» STATED GOAL:
Repeat the entire listing exactly as written.

Records from a collection of figures:
* * * *

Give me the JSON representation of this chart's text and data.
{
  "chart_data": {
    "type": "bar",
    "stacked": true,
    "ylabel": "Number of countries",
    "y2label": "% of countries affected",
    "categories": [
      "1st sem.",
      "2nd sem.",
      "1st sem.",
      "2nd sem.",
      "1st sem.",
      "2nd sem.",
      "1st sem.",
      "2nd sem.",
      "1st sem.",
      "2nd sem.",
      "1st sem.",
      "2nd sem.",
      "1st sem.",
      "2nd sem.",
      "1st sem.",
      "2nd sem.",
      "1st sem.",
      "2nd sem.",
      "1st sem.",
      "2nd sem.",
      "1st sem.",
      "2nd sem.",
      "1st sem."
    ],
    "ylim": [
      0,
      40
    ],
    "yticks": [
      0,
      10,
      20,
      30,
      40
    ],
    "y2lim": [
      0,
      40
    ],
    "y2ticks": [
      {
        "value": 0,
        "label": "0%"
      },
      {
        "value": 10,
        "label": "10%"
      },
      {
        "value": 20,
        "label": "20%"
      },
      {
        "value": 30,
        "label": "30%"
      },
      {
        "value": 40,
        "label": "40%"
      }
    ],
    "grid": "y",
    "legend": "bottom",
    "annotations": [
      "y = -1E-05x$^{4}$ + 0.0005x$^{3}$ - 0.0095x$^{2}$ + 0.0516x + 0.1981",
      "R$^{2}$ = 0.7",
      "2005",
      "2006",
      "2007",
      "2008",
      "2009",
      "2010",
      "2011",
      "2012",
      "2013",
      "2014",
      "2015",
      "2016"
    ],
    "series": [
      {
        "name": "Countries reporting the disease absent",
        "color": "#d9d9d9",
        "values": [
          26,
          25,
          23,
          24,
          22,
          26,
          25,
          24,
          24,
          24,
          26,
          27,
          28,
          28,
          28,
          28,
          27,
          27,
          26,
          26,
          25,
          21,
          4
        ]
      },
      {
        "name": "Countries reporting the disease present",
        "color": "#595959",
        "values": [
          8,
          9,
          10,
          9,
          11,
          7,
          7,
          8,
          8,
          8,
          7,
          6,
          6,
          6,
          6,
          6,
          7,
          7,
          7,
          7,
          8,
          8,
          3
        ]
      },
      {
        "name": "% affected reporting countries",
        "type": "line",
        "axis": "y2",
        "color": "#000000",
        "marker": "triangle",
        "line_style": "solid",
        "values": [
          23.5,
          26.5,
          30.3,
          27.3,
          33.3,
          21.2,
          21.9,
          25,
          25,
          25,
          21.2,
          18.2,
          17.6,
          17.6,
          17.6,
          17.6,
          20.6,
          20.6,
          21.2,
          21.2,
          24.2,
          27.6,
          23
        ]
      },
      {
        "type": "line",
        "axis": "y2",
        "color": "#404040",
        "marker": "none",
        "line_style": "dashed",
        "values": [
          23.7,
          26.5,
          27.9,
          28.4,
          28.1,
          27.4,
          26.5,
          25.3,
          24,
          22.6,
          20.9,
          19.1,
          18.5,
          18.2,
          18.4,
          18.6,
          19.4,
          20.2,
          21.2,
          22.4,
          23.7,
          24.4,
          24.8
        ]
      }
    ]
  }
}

* * * *

» ANSWER TO THE PROBLEM:
Give me the JSON representation of this chart's text and data.
{
  "chart_data": {
    "type": "bar",
    "stacked": true,
    "ylabel": "Number of countries",
    "y2label": "% of countries affected",
    "categories": [
      "1st sem.",
      "2nd sem.",
      "1st sem.",
      "2nd sem.",
      "1st sem.",
      "2nd sem.",
      "1st sem.",
      "2nd sem.",
      "1st sem.",
      "2nd sem.",
      "1st sem.",
      "2nd sem.",
      "1st sem.",
      "2nd sem.",
      "1st sem.",
      "2nd sem.",
      "1st sem.",
      "2nd sem.",
      "1st sem.",
      "2nd sem.",
      "1st sem.",
      "2nd sem.",
      "1st sem."
    ],
    "ylim": [
      0,
      40
    ],
    "yticks": [
      0,
      10,
      20,
      30,
      40
    ],
    "y2lim": [
      0,
      40
    ],
    "y2ticks": [
      {
        "value": 0,
        "label": "0%"
      },
      {
        "value": 10,
        "label": "10%"
      },
      {
        "value": 20,
        "label": "20%"
      },
      {
        "value": 30,
        "label": "30%"
      },
      {
        "value": 40,
        "label": "40%"
      }
    ],
    "grid": "y",
    "legend": "bottom",
    "annotations": [
      "y = -1E-05x$^{4}$ + 0.0005x$^{3}$ - 0.0095x$^{2}$ + 0.0516x + 0.1981",
      "R$^{2}$ = 0.7",
      "2005",
      "2006",
      "2007",
      "2008",
      "2009",
      "2010",
      "2011",
      "2012",
      "2013",
      "2014",
      "2015",
      "2016"
    ],
    "series": [
      {
        "name": "Countries reporting the disease absent",
        "color": "#d9d9d9",
        "values": [
          26,
          25,
          23,
          24,
          22,
          26,
          25,
          24,
          24,
          24,
          26,
          27,
          28,
          28,
          28,
          28,
          27,
          27,
          26,
          26,
          25,
          21,
          4
        ]
      },
      {
        "name": "Countries reporting the disease present",
        "color": "#595959",
        "values": [
          8,
          9,
          10,
          9,
          11,
          7,
          7,
          8,
          8,
          8,
          7,
          6,
          6,
          6,
          6,
          6,
          7,
          7,
          7,
          7,
          8,
          8,
          3
        ]
      },
      {
        "name": "% affected reporting countries",
        "type": "line",
        "axis": "y2",
        "color": "#000000",
        "marker": "triangle",
        "line_style": "solid",
        "values": [
          23.5,
          26.5,
          30.3,
          27.3,
          33.3,
          21.2,
          21.9,
          25,
          25,
          25,
          21.2,
          18.2,
          17.6,
          17.6,
          17.6,
          17.6,
          20.6,
          20.6,
          21.2,
          21.2,
          24.2,
          27.6,
          23
        ]
      },
      {
        "type": "line",
        "axis": "y2",
        "color": "#404040",
        "marker": "none",
        "line_style": "dashed",
        "values": [
          23.7,
          26.5,
          27.9,
          28.4,
          28.1,
          27.4,
          26.5,
          25.3,
          24,
          22.6,
          20.9,
          19.1,
          18.5,
          18.2,
          18.4,
          18.6,
          19.4,
          20.2,
          21.2,
          22.4,
          23.7,
          24.4,
          24.8
        ]
      }
    ]
  }
}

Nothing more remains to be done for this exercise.